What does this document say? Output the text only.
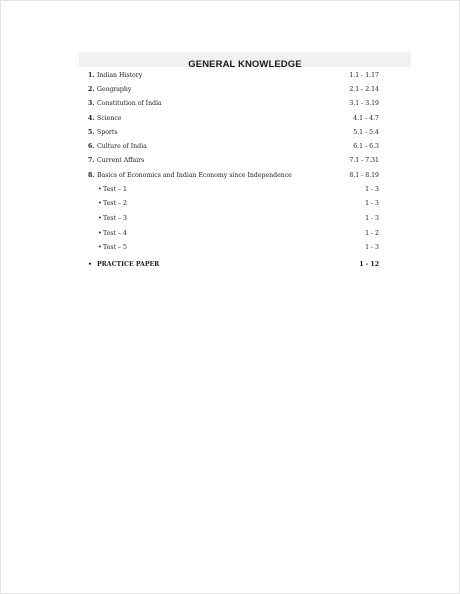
GENERAL KNOWLEDGE
1. Indian History	1.1 - 1.17
2. Geography	2.1 - 2.14
3. Constitution of India	3.1 - 3.19
4. Science	4.1 - 4.7
5. Sports	5.1 - 5.4
6. Culture of India	6.1 - 6.3
7. Current Affairs	7.1 - 7.31
8. Basics of Economics and Indian Economy since Independence	8.1 - 8.19
• Test – 1	1 - 3
• Test – 2	1 - 3
• Test – 3	1 - 3
• Test – 4	1 - 2
• Test – 5	1 - 3
• PRACTICE PAPER	1 - 12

────────────────

=== What is needed ===
Say how many lines in this listing hold the string "Test", giving the count and nothing more.

=== Reply to the exercise ===
5